Ama bir yerde gösteri yapılacaksa bunun bir kuralı vardır. Herkes her istediği yerde, her şeyi yapamaz. Yani istediğiniz yerde istediğinizi yaparak, ortalığı yakıp yıkarak, bağırıp çağırarak eylem yapılırsa kanuna aykırı bir eylem olur ve bunun bir müeyyidesi vardır.

Bunun karşılığında eğer kanunu uygulamak noktasında bir aşırılık varsa, aşırı güç gösterimi varsa bunun sorumluluğunu da polisimiz bilecektir, ona gösterilecektir. Buna direnenler olursa ona da cezası verilecektir.

Bir tek münferit olayı göstererek, Türkiye'yi ihbar etmeye çalışmak, adeta 'Türkiye'de sistematik işkence vardır' diye göstermek,kendi ayağına kurşun sıkmaktır. Bunu, birileri maksatlı olarak yapabilir. Birileri, bunu her gün televizyonların jeneriklerinde kullanabilir. Ama bu, ülkeye hizmet değildir. Yanlışlıkları büyütmenin, yanlışlıkları başka yere ihbar etmenin, yanlışlıkları başka yerde kullanmanın yurttaşlık bilinciyle orantılı olmadığını
söylemek istiyorum.''

''O GÖRÜNTÜLER''
Polisin şiddet kullanmasıyla ilgili görüntülerden üzüntü duyduğunu ifade eden Arınç, bir insanın yerde tekmelenmesinin fevkalade çirkin bir olay olduğunu söyledi. Arınç, bu olayın 200 binden fazla mensubu bulunan Emniyet Teşkilatı'nın bütününü temsil etmediğini belirterek, ''O noktaya nasıl gelindiğini de görmekte fayda var. Sizi öldürmek için üzerinize gelen bir insana bir güç kullanıyorsanız, bunun hukuktaki adı meşru müdafaadır'' dedi.

========================================================================

> **Yönerge**
Şu üç ifadenin metin parçasıyla uyuşup uyuşmadığını evet ya da hayır diye belirtin ve her kararı belirleyen sözleri metin parçasından harfiyen alıntılayın: (a) Emniyet Teşkilatı'nın 200 binden fazla mensubu vardır; (b) Arınç, bir insanın yerde tekmelenmesi olayının Emniyet Teşkilatı'nın bütününü temsil ettiğini söylemiştir; (c) kanunun uygulanmasında aşırı güç gösterimi olursa bunun sorumluluğu polise gösterilecektir.

> **Kayıtlı veriler**
========================================================================

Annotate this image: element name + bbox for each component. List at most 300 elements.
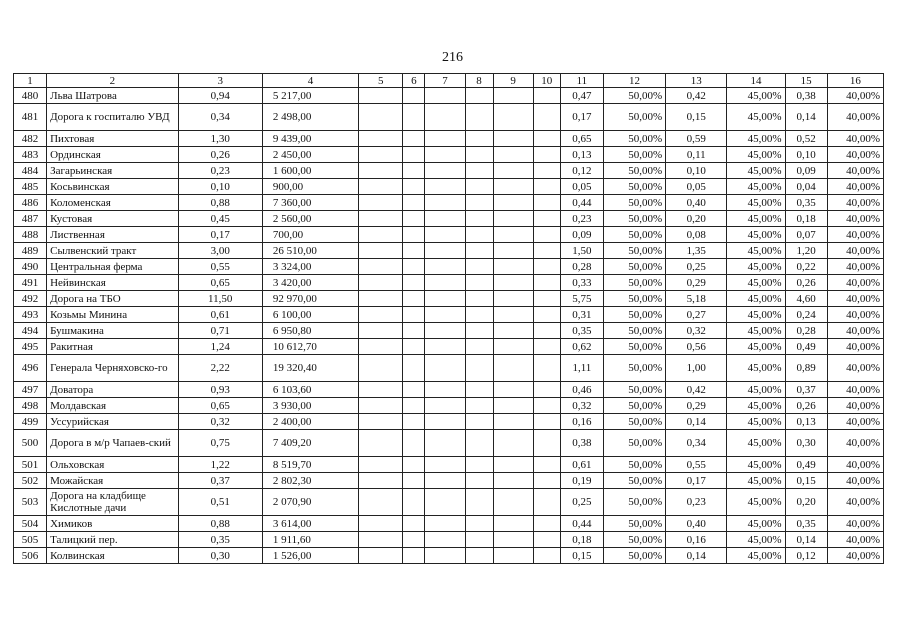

========================================================================

> **Yanıt**
(a) Evet: "200 binden fazla mensubu bulunan Emniyet Teşkilatı'nın"
(b) Hayır: "bu olayın 200 binden fazla mensubu bulunan Emniyet Teşkilatı'nın bütününü temsil etmediğini belirterek"
(c) Evet: "bunun sorumluluğunu da polisimiz bilecektir, ona gösterilecektir"